DIRECTIONS FOR THIS TASK:
Search the data for the string "JSON" and extract every line where it appears.
START DATA FOR THIS TASK
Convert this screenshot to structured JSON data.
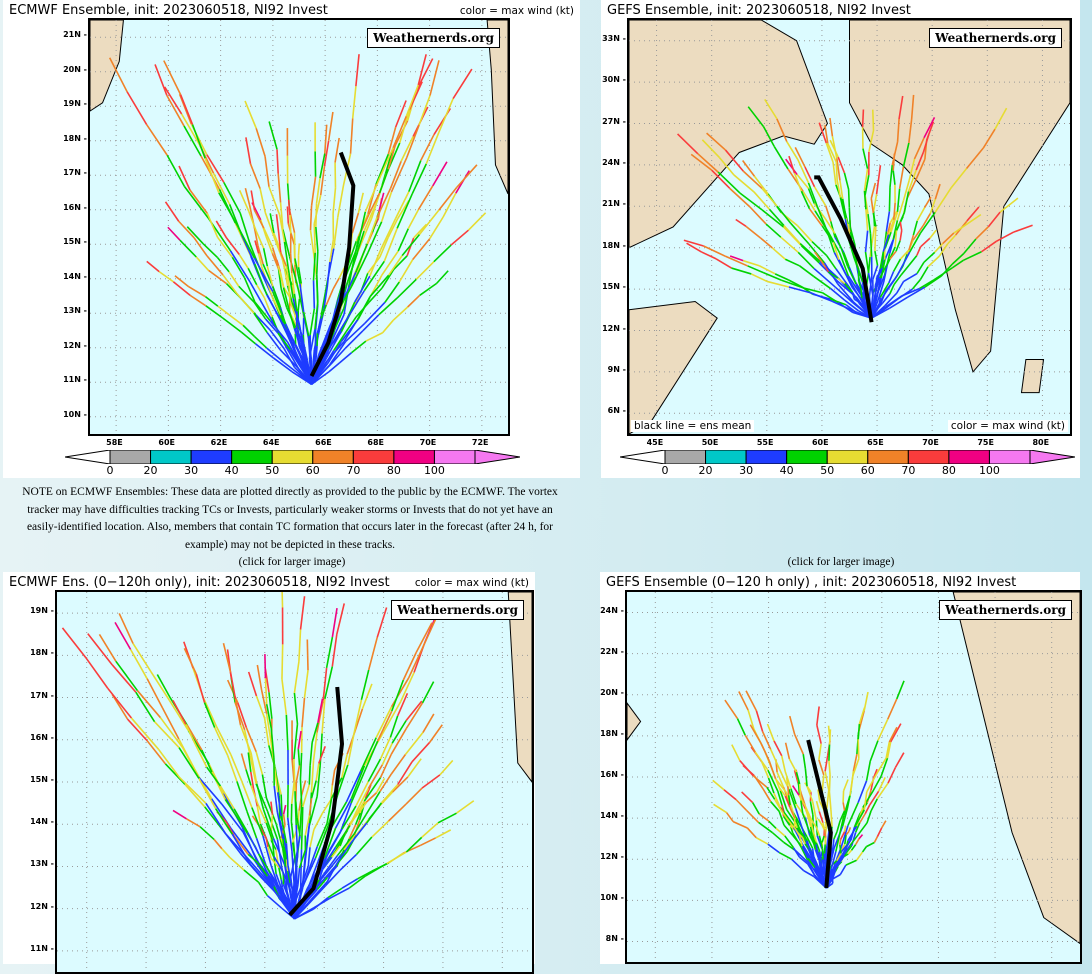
{
  "colorbar": {
    "labels": [
      "0",
      "20",
      "30",
      "40",
      "50",
      "60",
      "70",
      "80",
      "100"
    ],
    "colors": [
      "#a8a8a8",
      "#00c8c8",
      "#1e3cff",
      "#00d200",
      "#e6dc32",
      "#f08228",
      "#fa3c3c",
      "#f00082",
      "#f578f0"
    ]
  },
  "watermark": "Weathernerds.org",
  "panels": [
    {
      "title": "ECMWF  Ensemble,  init:  2023060518,  NI92  Invest",
      "legend": "color  =  max  wind  (kt)",
      "xticks": [
        "58E",
        "60E",
        "62E",
        "64E",
        "66E",
        "68E",
        "70E",
        "72E"
      ],
      "yticks": [
        "21N",
        "20N",
        "19N",
        "18N",
        "17N",
        "16N",
        "15N",
        "14N",
        "13N",
        "12N",
        "11N",
        "10N"
      ]
    },
    {
      "title": "GEFS  Ensemble,  init:  2023060518,  NI92  Invest",
      "legend": "color  =  max  wind  (kt)",
      "mean_label": "black  line  =  ens  mean",
      "xticks": [
        "45E",
        "50E",
        "55E",
        "60E",
        "65E",
        "70E",
        "75E",
        "80E"
      ],
      "yticks": [
        "33N",
        "30N",
        "27N",
        "24N",
        "21N",
        "18N",
        "15N",
        "12N",
        "9N",
        "6N"
      ]
    },
    {
      "title": "ECMWF  Ens.  (0−120h  only),  init:  2023060518,  NI92  Invest",
      "legend": "color  =  max  wind  (kt)",
      "yticks": [
        "19N",
        "18N",
        "17N",
        "16N",
        "15N",
        "14N",
        "13N",
        "12N",
        "11N"
      ]
    },
    {
      "title": "GEFS  Ensemble  (0−120  h  only)  ,  init:  2023060518,  NI92  Invest",
      "yticks": [
        "24N",
        "22N",
        "20N",
        "18N",
        "16N",
        "14N",
        "12N",
        "10N",
        "8N"
      ]
    }
  ],
  "note": "NOTE on ECMWF Ensembles: These data are plotted directly as provided to the public by the ECMWF. The vortex tracker may have difficulties tracking TCs or Invests, particularly weaker storms or Invests that do not yet have an easily-identified location. Also, members that contain TC formation that occurs later in the forecast (after 24 h, for example) may not be depicted in these tracks.",
  "click_label": "(click for larger image)"
}
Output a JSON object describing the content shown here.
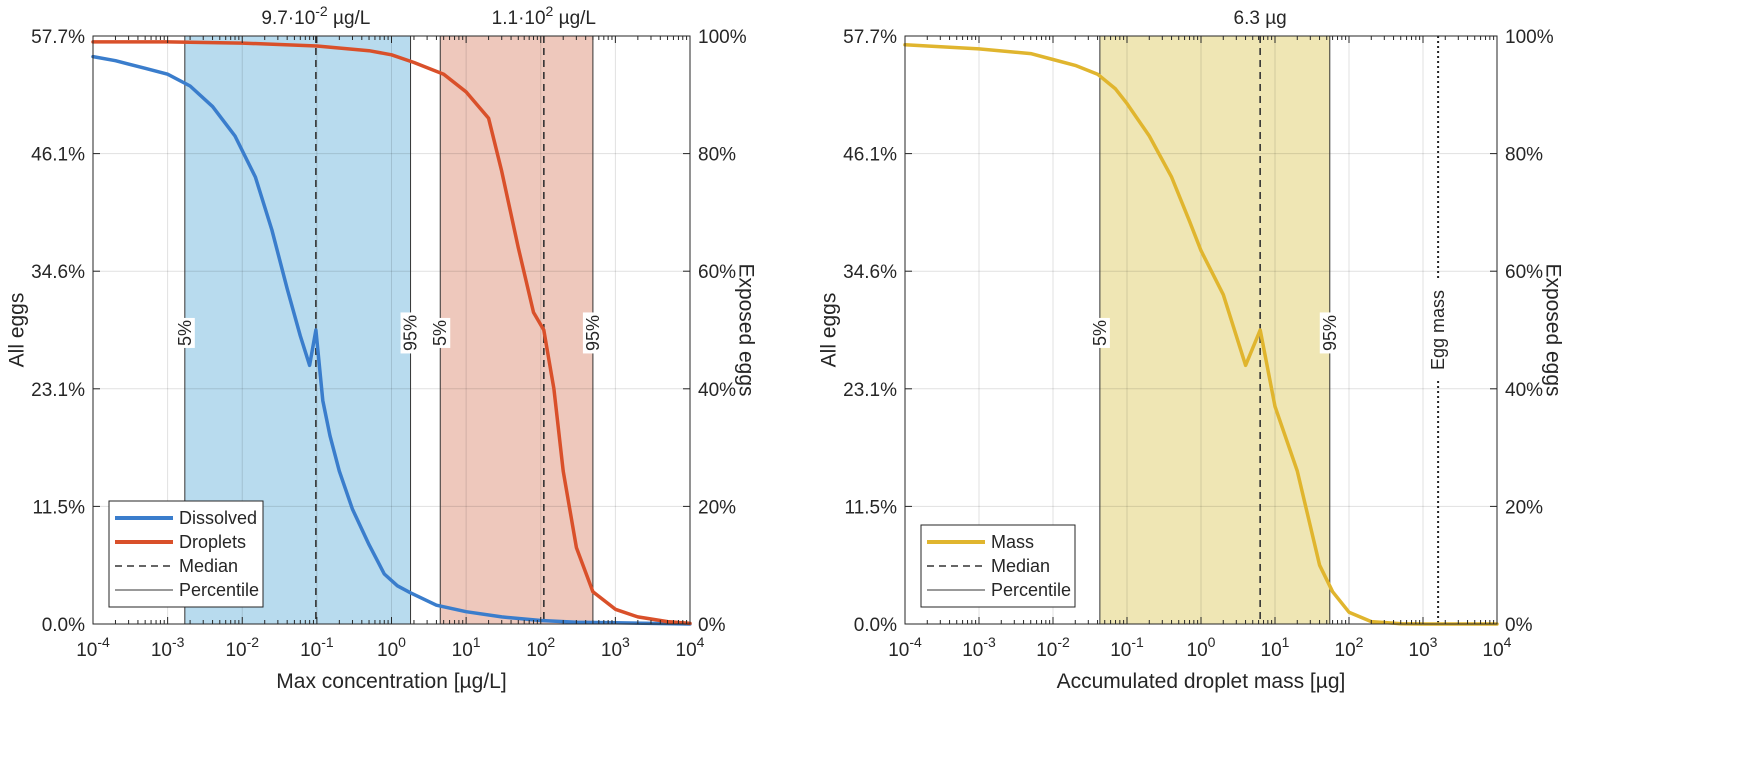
{
  "chart_data": [
    {
      "type": "line",
      "xlabel": "Max concentration [µg/L]",
      "ylabel_left": "All eggs",
      "ylabel_right": "Exposed eggs",
      "x_scale": "log",
      "xlim": [
        0.0001,
        10000
      ],
      "x_ticks": [
        "10-4",
        "10-3",
        "10-2",
        "10-1",
        "100",
        "101",
        "102",
        "103",
        "104"
      ],
      "ylim_left": [
        0,
        57.7
      ],
      "ylim_right": [
        0,
        100
      ],
      "y_ticks_left": [
        "0.0%",
        "11.5%",
        "23.1%",
        "34.6%",
        "46.1%",
        "57.7%"
      ],
      "y_ticks_right": [
        "0%",
        "20%",
        "40%",
        "60%",
        "80%",
        "100%"
      ],
      "grid": true,
      "legend_position": "bottom-left",
      "legend": [
        {
          "label": "Dissolved",
          "style": "solid-thick",
          "color": "#3a7dcc"
        },
        {
          "label": "Droplets",
          "style": "solid-thick",
          "color": "#d9502a"
        },
        {
          "label": "Median",
          "style": "dashed",
          "color": "#333333"
        },
        {
          "label": "Percentile",
          "style": "solid-thin",
          "color": "#333333"
        }
      ],
      "series": [
        {
          "name": "Dissolved",
          "color": "#3a7dcc",
          "x": [
            0.0001,
            0.0002,
            0.0005,
            0.001,
            0.002,
            0.004,
            0.008,
            0.015,
            0.025,
            0.04,
            0.06,
            0.08,
            0.097,
            0.12,
            0.15,
            0.2,
            0.3,
            0.5,
            0.8,
            1.2,
            1.8,
            4,
            10,
            30,
            100,
            300,
            1000,
            10000
          ],
          "y": [
            96.5,
            95.8,
            94.5,
            93.5,
            91.5,
            88,
            83,
            76,
            67,
            57,
            49,
            44,
            50,
            38,
            32,
            26,
            19.5,
            13.5,
            8.5,
            6.5,
            5.3,
            3.2,
            2.1,
            1.2,
            0.6,
            0.3,
            0.2,
            0.0
          ]
        },
        {
          "name": "Droplets",
          "color": "#d9502a",
          "x": [
            0.0001,
            0.001,
            0.01,
            0.1,
            0.5,
            1,
            2,
            5,
            10,
            20,
            30,
            50,
            80,
            110,
            150,
            200,
            300,
            500,
            1000,
            2000,
            5000,
            10000
          ],
          "y": [
            99,
            99,
            98.8,
            98.3,
            97.5,
            96.8,
            95.5,
            93.5,
            90.5,
            86,
            77,
            64,
            53,
            50,
            40,
            26,
            13,
            5.5,
            2.5,
            1.2,
            0.4,
            0.1
          ]
        }
      ],
      "median_lines": [
        {
          "x": 0.097,
          "label": "9.7·10-2 µg/L"
        },
        {
          "x": 110,
          "label": "1.1·102 µg/L"
        }
      ],
      "percentile_bands": [
        {
          "x_low": 0.0017,
          "x_high": 1.8,
          "label_low": "5%",
          "label_high": "95%",
          "color": "#b8dbee"
        },
        {
          "x_low": 4.5,
          "x_high": 500,
          "label_low": "5%",
          "label_high": "95%",
          "color": "#eec8bc"
        }
      ],
      "top_label_1_main": "9.7·10",
      "top_label_1_exp": "-2",
      "top_label_1_unit": " µg/L",
      "top_label_2_main": "1.1·10",
      "top_label_2_exp": "2",
      "top_label_2_unit": " µg/L"
    },
    {
      "type": "line",
      "xlabel": "Accumulated droplet mass [µg]",
      "ylabel_left": "All eggs",
      "ylabel_right": "Exposed eggs",
      "x_scale": "log",
      "xlim": [
        0.0001,
        10000
      ],
      "x_ticks": [
        "10-4",
        "10-3",
        "10-2",
        "10-1",
        "100",
        "101",
        "102",
        "103",
        "104"
      ],
      "ylim_left": [
        0,
        57.7
      ],
      "ylim_right": [
        0,
        100
      ],
      "y_ticks_left": [
        "0.0%",
        "11.5%",
        "23.1%",
        "34.6%",
        "46.1%",
        "57.7%"
      ],
      "y_ticks_right": [
        "0%",
        "20%",
        "40%",
        "60%",
        "80%",
        "100%"
      ],
      "grid": true,
      "legend_position": "bottom-left",
      "legend": [
        {
          "label": "Mass",
          "style": "solid-thick",
          "color": "#e0b52e"
        },
        {
          "label": "Median",
          "style": "dashed",
          "color": "#333333"
        },
        {
          "label": "Percentile",
          "style": "solid-thin",
          "color": "#333333"
        }
      ],
      "series": [
        {
          "name": "Mass",
          "color": "#e0b52e",
          "x": [
            0.0001,
            0.001,
            0.005,
            0.01,
            0.02,
            0.04,
            0.07,
            0.1,
            0.2,
            0.4,
            0.7,
            1,
            2,
            4,
            6.3,
            10,
            20,
            40,
            60,
            100,
            200,
            500,
            1000,
            10000
          ],
          "y": [
            98.5,
            97.8,
            97,
            96,
            95,
            93.5,
            91,
            88.5,
            83,
            76,
            68.5,
            63.5,
            56,
            44,
            50,
            37,
            26,
            10,
            5.5,
            2.0,
            0.4,
            0.05,
            0.0,
            0.0
          ]
        }
      ],
      "median_lines": [
        {
          "x": 6.3,
          "label": "6.3 µg"
        }
      ],
      "percentile_bands": [
        {
          "x_low": 0.043,
          "x_high": 55,
          "label_low": "5%",
          "label_high": "95%",
          "color": "#efe6b4"
        }
      ],
      "egg_mass_line": {
        "x": 1600,
        "label": "Egg mass"
      },
      "top_label_1_main": "6.3 µg"
    }
  ]
}
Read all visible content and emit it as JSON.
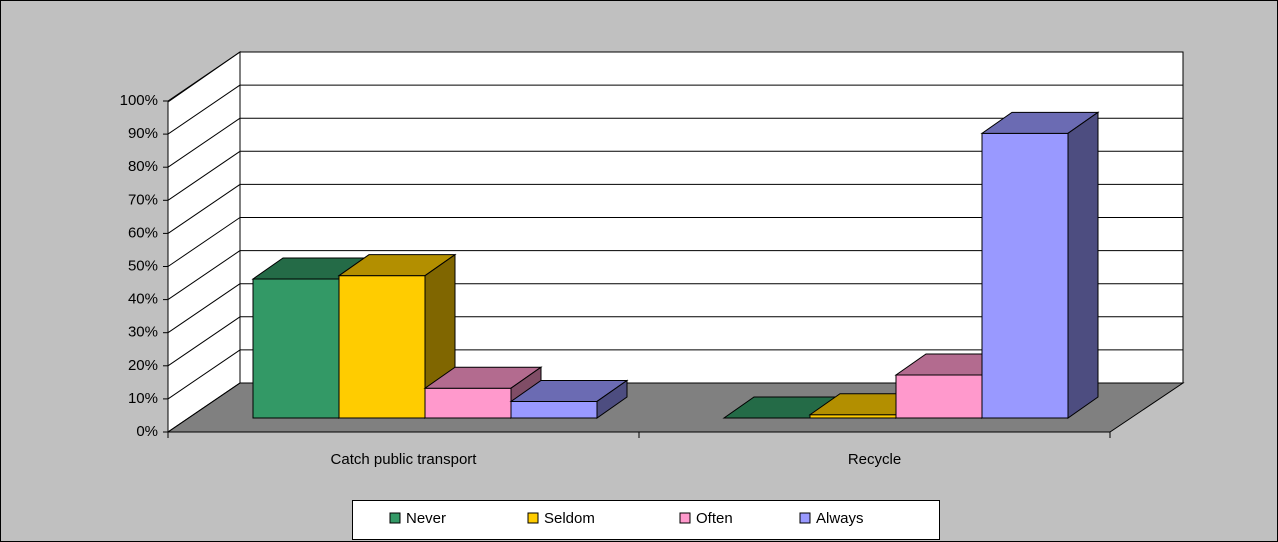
END DATA FOR THIS TASK
COMPLETE RESPONSE:
Convert this screenshot to structured JSON data.
Output a JSON object describing the content shown here.
Read all visible content and emit it as JSON.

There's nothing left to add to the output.